● JOB
Can you give all the records again without altering a single character?

Lines of data:
☆ ☆ ☆

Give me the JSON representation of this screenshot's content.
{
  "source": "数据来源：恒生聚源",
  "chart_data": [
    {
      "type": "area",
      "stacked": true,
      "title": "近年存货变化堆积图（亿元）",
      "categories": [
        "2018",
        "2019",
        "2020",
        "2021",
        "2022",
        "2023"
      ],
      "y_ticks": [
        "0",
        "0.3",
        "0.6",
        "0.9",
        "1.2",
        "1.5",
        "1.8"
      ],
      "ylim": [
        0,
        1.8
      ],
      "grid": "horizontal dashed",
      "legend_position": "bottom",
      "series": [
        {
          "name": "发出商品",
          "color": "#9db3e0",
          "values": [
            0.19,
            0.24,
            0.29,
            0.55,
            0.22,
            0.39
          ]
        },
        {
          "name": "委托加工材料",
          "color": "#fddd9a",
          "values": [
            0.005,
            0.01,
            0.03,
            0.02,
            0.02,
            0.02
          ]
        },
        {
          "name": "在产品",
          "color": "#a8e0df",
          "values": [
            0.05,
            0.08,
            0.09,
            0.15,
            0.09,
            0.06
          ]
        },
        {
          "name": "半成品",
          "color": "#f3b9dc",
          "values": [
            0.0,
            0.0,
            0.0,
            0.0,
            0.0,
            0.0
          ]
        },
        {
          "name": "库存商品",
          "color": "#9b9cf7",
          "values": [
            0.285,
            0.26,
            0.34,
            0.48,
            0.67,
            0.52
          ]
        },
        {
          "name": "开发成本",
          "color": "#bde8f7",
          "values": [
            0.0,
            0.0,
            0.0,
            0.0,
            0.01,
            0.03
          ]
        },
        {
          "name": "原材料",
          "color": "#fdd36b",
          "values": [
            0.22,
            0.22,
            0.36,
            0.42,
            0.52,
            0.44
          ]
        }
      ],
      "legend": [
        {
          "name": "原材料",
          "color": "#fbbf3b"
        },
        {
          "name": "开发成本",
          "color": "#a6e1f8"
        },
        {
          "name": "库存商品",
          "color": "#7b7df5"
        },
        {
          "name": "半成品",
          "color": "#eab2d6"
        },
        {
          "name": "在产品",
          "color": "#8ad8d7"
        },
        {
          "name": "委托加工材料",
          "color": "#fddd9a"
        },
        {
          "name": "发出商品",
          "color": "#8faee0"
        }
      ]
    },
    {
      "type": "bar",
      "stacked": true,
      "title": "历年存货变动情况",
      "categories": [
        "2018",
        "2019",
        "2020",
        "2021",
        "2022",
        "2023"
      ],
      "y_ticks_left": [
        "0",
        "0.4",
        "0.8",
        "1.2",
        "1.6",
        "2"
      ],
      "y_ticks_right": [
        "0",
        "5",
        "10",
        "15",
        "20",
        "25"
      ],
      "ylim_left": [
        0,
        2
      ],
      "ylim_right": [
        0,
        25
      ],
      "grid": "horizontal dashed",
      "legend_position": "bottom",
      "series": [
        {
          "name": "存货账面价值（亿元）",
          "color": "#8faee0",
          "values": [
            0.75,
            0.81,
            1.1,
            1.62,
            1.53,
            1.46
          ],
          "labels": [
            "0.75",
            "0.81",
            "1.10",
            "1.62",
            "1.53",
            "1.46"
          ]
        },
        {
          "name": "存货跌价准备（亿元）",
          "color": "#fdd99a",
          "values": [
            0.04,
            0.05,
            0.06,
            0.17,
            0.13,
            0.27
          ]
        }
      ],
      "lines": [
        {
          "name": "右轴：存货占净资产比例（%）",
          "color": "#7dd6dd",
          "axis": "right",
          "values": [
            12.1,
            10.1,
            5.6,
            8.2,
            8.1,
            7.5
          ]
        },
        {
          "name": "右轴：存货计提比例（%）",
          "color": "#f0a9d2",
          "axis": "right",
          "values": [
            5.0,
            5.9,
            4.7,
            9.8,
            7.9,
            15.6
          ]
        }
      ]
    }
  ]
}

☆ ☆ ☆

● REPLY TO THE EXERCISE
Give me the JSON representation of this screenshot's content.
{
  "source": "数据来源：恒生聚源",
  "chart_data": [
    {
      "type": "area",
      "stacked": true,
      "title": "近年存货变化堆积图（亿元）",
      "categories": [
        "2018",
        "2019",
        "2020",
        "2021",
        "2022",
        "2023"
      ],
      "y_ticks": [
        "0",
        "0.3",
        "0.6",
        "0.9",
        "1.2",
        "1.5",
        "1.8"
      ],
      "ylim": [
        0,
        1.8
      ],
      "grid": "horizontal dashed",
      "legend_position": "bottom",
      "series": [
        {
          "name": "发出商品",
          "color": "#9db3e0",
          "values": [
            0.19,
            0.24,
            0.29,
            0.55,
            0.22,
            0.39
          ]
        },
        {
          "name": "委托加工材料",
          "color": "#fddd9a",
          "values": [
            0.005,
            0.01,
            0.03,
            0.02,
            0.02,
            0.02
          ]
        },
        {
          "name": "在产品",
          "color": "#a8e0df",
          "values": [
            0.05,
            0.08,
            0.09,
            0.15,
            0.09,
            0.06
          ]
        },
        {
          "name": "半成品",
          "color": "#f3b9dc",
          "values": [
            0.0,
            0.0,
            0.0,
            0.0,
            0.0,
            0.0
          ]
        },
        {
          "name": "库存商品",
          "color": "#9b9cf7",
          "values": [
            0.285,
            0.26,
            0.34,
            0.48,
            0.67,
            0.52
          ]
        },
        {
          "name": "开发成本",
          "color": "#bde8f7",
          "values": [
            0.0,
            0.0,
            0.0,
            0.0,
            0.01,
            0.03
          ]
        },
        {
          "name": "原材料",
          "color": "#fdd36b",
          "values": [
            0.22,
            0.22,
            0.36,
            0.42,
            0.52,
            0.44
          ]
        }
      ],
      "legend": [
        {
          "name": "原材料",
          "color": "#fbbf3b"
        },
        {
          "name": "开发成本",
          "color": "#a6e1f8"
        },
        {
          "name": "库存商品",
          "color": "#7b7df5"
        },
        {
          "name": "半成品",
          "color": "#eab2d6"
        },
        {
          "name": "在产品",
          "color": "#8ad8d7"
        },
        {
          "name": "委托加工材料",
          "color": "#fddd9a"
        },
        {
          "name": "发出商品",
          "color": "#8faee0"
        }
      ]
    },
    {
      "type": "bar",
      "stacked": true,
      "title": "历年存货变动情况",
      "categories": [
        "2018",
        "2019",
        "2020",
        "2021",
        "2022",
        "2023"
      ],
      "y_ticks_left": [
        "0",
        "0.4",
        "0.8",
        "1.2",
        "1.6",
        "2"
      ],
      "y_ticks_right": [
        "0",
        "5",
        "10",
        "15",
        "20",
        "25"
      ],
      "ylim_left": [
        0,
        2
      ],
      "ylim_right": [
        0,
        25
      ],
      "grid": "horizontal dashed",
      "legend_position": "bottom",
      "series": [
        {
          "name": "存货账面价值（亿元）",
          "color": "#8faee0",
          "values": [
            0.75,
            0.81,
            1.1,
            1.62,
            1.53,
            1.46
          ],
          "labels": [
            "0.75",
            "0.81",
            "1.10",
            "1.62",
            "1.53",
            "1.46"
          ]
        },
        {
          "name": "存货跌价准备（亿元）",
          "color": "#fdd99a",
          "values": [
            0.04,
            0.05,
            0.06,
            0.17,
            0.13,
            0.27
          ]
        }
      ],
      "lines": [
        {
          "name": "右轴：存货占净资产比例（%）",
          "color": "#7dd6dd",
          "axis": "right",
          "values": [
            12.1,
            10.1,
            5.6,
            8.2,
            8.1,
            7.5
          ]
        },
        {
          "name": "右轴：存货计提比例（%）",
          "color": "#f0a9d2",
          "axis": "right",
          "values": [
            5.0,
            5.9,
            4.7,
            9.8,
            7.9,
            15.6
          ]
        }
      ]
    }
  ]
}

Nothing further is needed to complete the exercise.